#### YOUR TASK:
Each line of the data that includes the string "Nilles" is to be copied out.
[[ INFORMATION PROVIDED open ]]
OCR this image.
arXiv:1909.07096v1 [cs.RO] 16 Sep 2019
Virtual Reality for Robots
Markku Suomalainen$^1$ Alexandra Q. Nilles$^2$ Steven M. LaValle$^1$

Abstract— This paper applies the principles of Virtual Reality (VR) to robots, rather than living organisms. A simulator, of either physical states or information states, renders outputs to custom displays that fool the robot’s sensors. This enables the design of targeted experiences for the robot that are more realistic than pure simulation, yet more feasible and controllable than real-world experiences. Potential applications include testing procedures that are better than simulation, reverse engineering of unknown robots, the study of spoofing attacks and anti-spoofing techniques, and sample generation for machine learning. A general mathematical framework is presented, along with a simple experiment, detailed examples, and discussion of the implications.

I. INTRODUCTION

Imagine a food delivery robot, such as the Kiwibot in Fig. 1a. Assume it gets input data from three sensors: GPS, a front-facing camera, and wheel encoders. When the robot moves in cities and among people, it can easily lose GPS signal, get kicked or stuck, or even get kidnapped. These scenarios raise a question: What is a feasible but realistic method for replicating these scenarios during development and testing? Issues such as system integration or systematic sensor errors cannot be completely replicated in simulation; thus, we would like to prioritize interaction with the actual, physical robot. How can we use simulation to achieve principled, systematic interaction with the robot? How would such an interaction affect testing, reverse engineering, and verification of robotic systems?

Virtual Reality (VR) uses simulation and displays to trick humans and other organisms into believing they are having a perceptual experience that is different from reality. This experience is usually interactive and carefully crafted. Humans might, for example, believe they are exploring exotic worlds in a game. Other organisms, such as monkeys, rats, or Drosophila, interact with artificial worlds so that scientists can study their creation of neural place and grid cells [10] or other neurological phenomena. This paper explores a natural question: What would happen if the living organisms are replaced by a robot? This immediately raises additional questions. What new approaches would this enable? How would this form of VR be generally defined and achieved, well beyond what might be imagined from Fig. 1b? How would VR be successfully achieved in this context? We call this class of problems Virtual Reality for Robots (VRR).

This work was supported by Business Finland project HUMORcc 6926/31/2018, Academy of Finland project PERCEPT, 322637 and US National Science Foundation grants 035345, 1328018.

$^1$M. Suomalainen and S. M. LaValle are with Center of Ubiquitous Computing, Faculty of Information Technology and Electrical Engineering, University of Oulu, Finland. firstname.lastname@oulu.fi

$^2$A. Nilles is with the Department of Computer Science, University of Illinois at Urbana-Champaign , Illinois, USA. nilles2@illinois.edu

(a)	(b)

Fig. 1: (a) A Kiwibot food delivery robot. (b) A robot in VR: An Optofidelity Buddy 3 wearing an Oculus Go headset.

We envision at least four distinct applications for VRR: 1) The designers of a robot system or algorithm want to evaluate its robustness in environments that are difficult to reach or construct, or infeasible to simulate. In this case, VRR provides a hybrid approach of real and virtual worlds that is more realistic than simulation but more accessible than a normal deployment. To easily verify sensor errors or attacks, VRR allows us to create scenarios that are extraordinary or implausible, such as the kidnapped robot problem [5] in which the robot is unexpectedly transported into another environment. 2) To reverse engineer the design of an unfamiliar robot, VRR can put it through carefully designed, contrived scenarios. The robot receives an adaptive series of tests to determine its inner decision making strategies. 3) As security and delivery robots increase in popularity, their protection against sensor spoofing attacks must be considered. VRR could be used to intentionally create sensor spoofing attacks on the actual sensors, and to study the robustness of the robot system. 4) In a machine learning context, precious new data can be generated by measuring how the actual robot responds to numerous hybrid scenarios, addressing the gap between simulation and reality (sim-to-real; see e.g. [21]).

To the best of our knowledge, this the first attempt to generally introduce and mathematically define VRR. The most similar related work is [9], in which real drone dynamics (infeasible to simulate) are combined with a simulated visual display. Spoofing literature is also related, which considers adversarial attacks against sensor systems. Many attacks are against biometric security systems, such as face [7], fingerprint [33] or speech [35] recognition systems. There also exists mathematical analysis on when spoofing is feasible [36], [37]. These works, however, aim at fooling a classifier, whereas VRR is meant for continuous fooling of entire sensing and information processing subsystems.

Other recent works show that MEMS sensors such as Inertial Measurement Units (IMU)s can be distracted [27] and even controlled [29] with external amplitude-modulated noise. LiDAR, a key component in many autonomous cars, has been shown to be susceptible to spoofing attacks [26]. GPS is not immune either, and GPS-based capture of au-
[[ INFORMATION PROVIDED closed ]]
#### REPLY:
Markku Suomalainen$^1$ Alexandra Q. Nilles$^2$ Steven M. LaValle$^1$
$^2$A. Nilles is with the Department of Computer Science, University of Illinois at Urbana-Champaign , Illinois, USA. nilles2@illinois.edu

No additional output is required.